### Goal
Write out each record below exactly as it appears, with no pictures.

### Data provided
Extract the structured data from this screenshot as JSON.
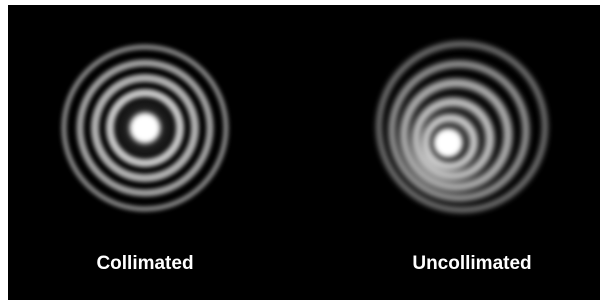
{
  "panels": [
    {
      "label": "Collimated"
    },
    {
      "label": "Uncollimated"
    }
  ]
}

### Written response
Extract the structured data from this screenshot as JSON.
{
  "panels": [
    {
      "label": "Collimated"
    },
    {
      "label": "Uncollimated"
    }
  ]
}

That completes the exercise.